- **INSTRUCTIONS FOR THE TASK**: Render the following material again verbatim, leaving nothing out.

- **MATERIAL PROVIDED**:

------------------------

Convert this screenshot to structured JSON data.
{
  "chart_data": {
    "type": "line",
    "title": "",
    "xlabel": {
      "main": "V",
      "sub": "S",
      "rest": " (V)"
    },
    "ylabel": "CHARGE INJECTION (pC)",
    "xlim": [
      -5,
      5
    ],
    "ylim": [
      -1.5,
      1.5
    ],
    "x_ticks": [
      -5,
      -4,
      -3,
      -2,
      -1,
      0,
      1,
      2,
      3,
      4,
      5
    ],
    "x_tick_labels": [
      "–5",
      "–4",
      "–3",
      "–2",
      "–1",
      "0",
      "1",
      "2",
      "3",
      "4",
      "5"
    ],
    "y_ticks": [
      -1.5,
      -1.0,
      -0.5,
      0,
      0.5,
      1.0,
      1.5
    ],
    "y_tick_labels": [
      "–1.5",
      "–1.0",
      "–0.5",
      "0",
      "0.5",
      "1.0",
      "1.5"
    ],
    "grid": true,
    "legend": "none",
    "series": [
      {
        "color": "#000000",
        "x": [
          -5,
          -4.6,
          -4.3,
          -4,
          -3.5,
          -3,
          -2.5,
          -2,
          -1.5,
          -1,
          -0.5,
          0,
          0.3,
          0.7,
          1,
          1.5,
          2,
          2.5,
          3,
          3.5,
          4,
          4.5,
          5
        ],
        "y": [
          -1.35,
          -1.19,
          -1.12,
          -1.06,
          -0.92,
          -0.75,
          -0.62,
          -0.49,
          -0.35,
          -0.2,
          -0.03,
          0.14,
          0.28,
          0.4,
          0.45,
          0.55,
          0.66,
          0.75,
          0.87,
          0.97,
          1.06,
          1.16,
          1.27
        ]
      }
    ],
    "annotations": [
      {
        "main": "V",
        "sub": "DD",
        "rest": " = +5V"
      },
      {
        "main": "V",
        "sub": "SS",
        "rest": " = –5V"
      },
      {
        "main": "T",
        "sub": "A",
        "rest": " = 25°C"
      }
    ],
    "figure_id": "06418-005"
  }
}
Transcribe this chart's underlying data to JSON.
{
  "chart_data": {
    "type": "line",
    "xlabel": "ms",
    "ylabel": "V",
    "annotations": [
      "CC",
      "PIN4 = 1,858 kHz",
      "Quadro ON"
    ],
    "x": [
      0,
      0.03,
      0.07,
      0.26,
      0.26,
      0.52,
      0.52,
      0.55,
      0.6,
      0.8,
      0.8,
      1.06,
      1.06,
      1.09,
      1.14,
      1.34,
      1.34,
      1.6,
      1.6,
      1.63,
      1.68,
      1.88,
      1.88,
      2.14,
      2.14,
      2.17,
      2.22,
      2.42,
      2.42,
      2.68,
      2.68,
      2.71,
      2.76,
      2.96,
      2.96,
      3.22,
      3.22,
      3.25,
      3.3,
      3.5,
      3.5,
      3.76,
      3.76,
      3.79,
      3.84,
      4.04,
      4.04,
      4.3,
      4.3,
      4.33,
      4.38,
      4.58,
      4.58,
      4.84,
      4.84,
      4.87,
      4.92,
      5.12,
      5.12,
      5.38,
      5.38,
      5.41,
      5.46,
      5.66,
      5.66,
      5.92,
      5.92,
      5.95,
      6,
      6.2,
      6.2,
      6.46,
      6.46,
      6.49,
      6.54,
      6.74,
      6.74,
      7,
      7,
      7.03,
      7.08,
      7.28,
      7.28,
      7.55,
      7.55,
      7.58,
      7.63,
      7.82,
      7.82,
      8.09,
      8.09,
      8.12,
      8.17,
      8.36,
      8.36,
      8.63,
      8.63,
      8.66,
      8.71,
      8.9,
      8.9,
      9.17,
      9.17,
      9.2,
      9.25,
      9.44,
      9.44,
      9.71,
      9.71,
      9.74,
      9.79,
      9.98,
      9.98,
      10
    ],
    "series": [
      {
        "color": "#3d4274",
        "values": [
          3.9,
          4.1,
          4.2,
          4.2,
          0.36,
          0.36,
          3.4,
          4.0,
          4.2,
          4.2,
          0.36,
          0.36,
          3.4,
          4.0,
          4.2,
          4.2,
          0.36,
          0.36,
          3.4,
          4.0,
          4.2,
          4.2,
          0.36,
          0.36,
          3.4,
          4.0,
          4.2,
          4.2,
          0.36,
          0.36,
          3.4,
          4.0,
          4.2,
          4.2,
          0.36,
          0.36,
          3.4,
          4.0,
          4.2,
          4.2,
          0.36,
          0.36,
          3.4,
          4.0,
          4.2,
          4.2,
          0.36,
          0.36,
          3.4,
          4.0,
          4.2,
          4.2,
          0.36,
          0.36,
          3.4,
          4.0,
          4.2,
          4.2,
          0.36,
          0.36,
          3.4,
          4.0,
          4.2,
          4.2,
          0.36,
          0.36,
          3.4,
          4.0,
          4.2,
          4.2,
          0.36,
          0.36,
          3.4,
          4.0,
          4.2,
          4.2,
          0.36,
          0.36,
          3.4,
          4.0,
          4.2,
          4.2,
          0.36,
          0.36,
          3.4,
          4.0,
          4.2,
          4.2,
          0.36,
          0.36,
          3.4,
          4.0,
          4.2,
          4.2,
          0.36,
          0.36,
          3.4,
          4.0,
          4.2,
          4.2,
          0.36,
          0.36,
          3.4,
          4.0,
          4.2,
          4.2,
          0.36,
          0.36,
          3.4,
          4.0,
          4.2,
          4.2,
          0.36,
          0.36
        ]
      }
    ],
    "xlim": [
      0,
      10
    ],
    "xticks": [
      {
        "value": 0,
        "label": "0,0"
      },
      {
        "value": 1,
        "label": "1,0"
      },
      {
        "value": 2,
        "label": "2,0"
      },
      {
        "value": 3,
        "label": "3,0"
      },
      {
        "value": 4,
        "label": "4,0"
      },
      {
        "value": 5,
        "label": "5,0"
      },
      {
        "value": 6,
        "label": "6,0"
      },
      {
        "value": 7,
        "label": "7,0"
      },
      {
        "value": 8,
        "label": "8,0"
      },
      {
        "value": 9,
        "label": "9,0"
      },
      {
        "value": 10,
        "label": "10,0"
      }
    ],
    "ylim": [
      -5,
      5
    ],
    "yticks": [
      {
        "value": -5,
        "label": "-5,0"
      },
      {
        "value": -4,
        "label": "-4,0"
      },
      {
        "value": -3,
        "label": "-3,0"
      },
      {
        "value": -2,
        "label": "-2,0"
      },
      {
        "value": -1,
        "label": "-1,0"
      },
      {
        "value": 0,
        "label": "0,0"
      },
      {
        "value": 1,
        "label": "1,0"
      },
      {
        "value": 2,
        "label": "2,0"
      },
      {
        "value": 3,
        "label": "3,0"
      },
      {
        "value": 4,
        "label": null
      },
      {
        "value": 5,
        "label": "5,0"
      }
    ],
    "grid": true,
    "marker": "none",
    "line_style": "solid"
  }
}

------------------------

- **PROBLEM SOLUTION**:
Convert this screenshot to structured JSON data.
{
  "chart_data": {
    "type": "line",
    "title": "",
    "xlabel": {
      "main": "V",
      "sub": "S",
      "rest": " (V)"
    },
    "ylabel": "CHARGE INJECTION (pC)",
    "xlim": [
      -5,
      5
    ],
    "ylim": [
      -1.5,
      1.5
    ],
    "x_ticks": [
      -5,
      -4,
      -3,
      -2,
      -1,
      0,
      1,
      2,
      3,
      4,
      5
    ],
    "x_tick_labels": [
      "–5",
      "–4",
      "–3",
      "–2",
      "–1",
      "0",
      "1",
      "2",
      "3",
      "4",
      "5"
    ],
    "y_ticks": [
      -1.5,
      -1.0,
      -0.5,
      0,
      0.5,
      1.0,
      1.5
    ],
    "y_tick_labels": [
      "–1.5",
      "–1.0",
      "–0.5",
      "0",
      "0.5",
      "1.0",
      "1.5"
    ],
    "grid": true,
    "legend": "none",
    "series": [
      {
        "color": "#000000",
        "x": [
          -5,
          -4.6,
          -4.3,
          -4,
          -3.5,
          -3,
          -2.5,
          -2,
          -1.5,
          -1,
          -0.5,
          0,
          0.3,
          0.7,
          1,
          1.5,
          2,
          2.5,
          3,
          3.5,
          4,
          4.5,
          5
        ],
        "y": [
          -1.35,
          -1.19,
          -1.12,
          -1.06,
          -0.92,
          -0.75,
          -0.62,
          -0.49,
          -0.35,
          -0.2,
          -0.03,
          0.14,
          0.28,
          0.4,
          0.45,
          0.55,
          0.66,
          0.75,
          0.87,
          0.97,
          1.06,
          1.16,
          1.27
        ]
      }
    ],
    "annotations": [
      {
        "main": "V",
        "sub": "DD",
        "rest": " = +5V"
      },
      {
        "main": "V",
        "sub": "SS",
        "rest": " = –5V"
      },
      {
        "main": "T",
        "sub": "A",
        "rest": " = 25°C"
      }
    ],
    "figure_id": "06418-005"
  }
}
Transcribe this chart's underlying data to JSON.
{
  "chart_data": {
    "type": "line",
    "xlabel": "ms",
    "ylabel": "V",
    "annotations": [
      "CC",
      "PIN4 = 1,858 kHz",
      "Quadro ON"
    ],
    "x": [
      0,
      0.03,
      0.07,
      0.26,
      0.26,
      0.52,
      0.52,
      0.55,
      0.6,
      0.8,
      0.8,
      1.06,
      1.06,
      1.09,
      1.14,
      1.34,
      1.34,
      1.6,
      1.6,
      1.63,
      1.68,
      1.88,
      1.88,
      2.14,
      2.14,
      2.17,
      2.22,
      2.42,
      2.42,
      2.68,
      2.68,
      2.71,
      2.76,
      2.96,
      2.96,
      3.22,
      3.22,
      3.25,
      3.3,
      3.5,
      3.5,
      3.76,
      3.76,
      3.79,
      3.84,
      4.04,
      4.04,
      4.3,
      4.3,
      4.33,
      4.38,
      4.58,
      4.58,
      4.84,
      4.84,
      4.87,
      4.92,
      5.12,
      5.12,
      5.38,
      5.38,
      5.41,
      5.46,
      5.66,
      5.66,
      5.92,
      5.92,
      5.95,
      6,
      6.2,
      6.2,
      6.46,
      6.46,
      6.49,
      6.54,
      6.74,
      6.74,
      7,
      7,
      7.03,
      7.08,
      7.28,
      7.28,
      7.55,
      7.55,
      7.58,
      7.63,
      7.82,
      7.82,
      8.09,
      8.09,
      8.12,
      8.17,
      8.36,
      8.36,
      8.63,
      8.63,
      8.66,
      8.71,
      8.9,
      8.9,
      9.17,
      9.17,
      9.2,
      9.25,
      9.44,
      9.44,
      9.71,
      9.71,
      9.74,
      9.79,
      9.98,
      9.98,
      10
    ],
    "series": [
      {
        "color": "#3d4274",
        "values": [
          3.9,
          4.1,
          4.2,
          4.2,
          0.36,
          0.36,
          3.4,
          4.0,
          4.2,
          4.2,
          0.36,
          0.36,
          3.4,
          4.0,
          4.2,
          4.2,
          0.36,
          0.36,
          3.4,
          4.0,
          4.2,
          4.2,
          0.36,
          0.36,
          3.4,
          4.0,
          4.2,
          4.2,
          0.36,
          0.36,
          3.4,
          4.0,
          4.2,
          4.2,
          0.36,
          0.36,
          3.4,
          4.0,
          4.2,
          4.2,
          0.36,
          0.36,
          3.4,
          4.0,
          4.2,
          4.2,
          0.36,
          0.36,
          3.4,
          4.0,
          4.2,
          4.2,
          0.36,
          0.36,
          3.4,
          4.0,
          4.2,
          4.2,
          0.36,
          0.36,
          3.4,
          4.0,
          4.2,
          4.2,
          0.36,
          0.36,
          3.4,
          4.0,
          4.2,
          4.2,
          0.36,
          0.36,
          3.4,
          4.0,
          4.2,
          4.2,
          0.36,
          0.36,
          3.4,
          4.0,
          4.2,
          4.2,
          0.36,
          0.36,
          3.4,
          4.0,
          4.2,
          4.2,
          0.36,
          0.36,
          3.4,
          4.0,
          4.2,
          4.2,
          0.36,
          0.36,
          3.4,
          4.0,
          4.2,
          4.2,
          0.36,
          0.36,
          3.4,
          4.0,
          4.2,
          4.2,
          0.36,
          0.36,
          3.4,
          4.0,
          4.2,
          4.2,
          0.36,
          0.36
        ]
      }
    ],
    "xlim": [
      0,
      10
    ],
    "xticks": [
      {
        "value": 0,
        "label": "0,0"
      },
      {
        "value": 1,
        "label": "1,0"
      },
      {
        "value": 2,
        "label": "2,0"
      },
      {
        "value": 3,
        "label": "3,0"
      },
      {
        "value": 4,
        "label": "4,0"
      },
      {
        "value": 5,
        "label": "5,0"
      },
      {
        "value": 6,
        "label": "6,0"
      },
      {
        "value": 7,
        "label": "7,0"
      },
      {
        "value": 8,
        "label": "8,0"
      },
      {
        "value": 9,
        "label": "9,0"
      },
      {
        "value": 10,
        "label": "10,0"
      }
    ],
    "ylim": [
      -5,
      5
    ],
    "yticks": [
      {
        "value": -5,
        "label": "-5,0"
      },
      {
        "value": -4,
        "label": "-4,0"
      },
      {
        "value": -3,
        "label": "-3,0"
      },
      {
        "value": -2,
        "label": "-2,0"
      },
      {
        "value": -1,
        "label": "-1,0"
      },
      {
        "value": 0,
        "label": "0,0"
      },
      {
        "value": 1,
        "label": "1,0"
      },
      {
        "value": 2,
        "label": "2,0"
      },
      {
        "value": 3,
        "label": "3,0"
      },
      {
        "value": 4,
        "label": null
      },
      {
        "value": 5,
        "label": "5,0"
      }
    ],
    "grid": true,
    "marker": "none",
    "line_style": "solid"
  }
}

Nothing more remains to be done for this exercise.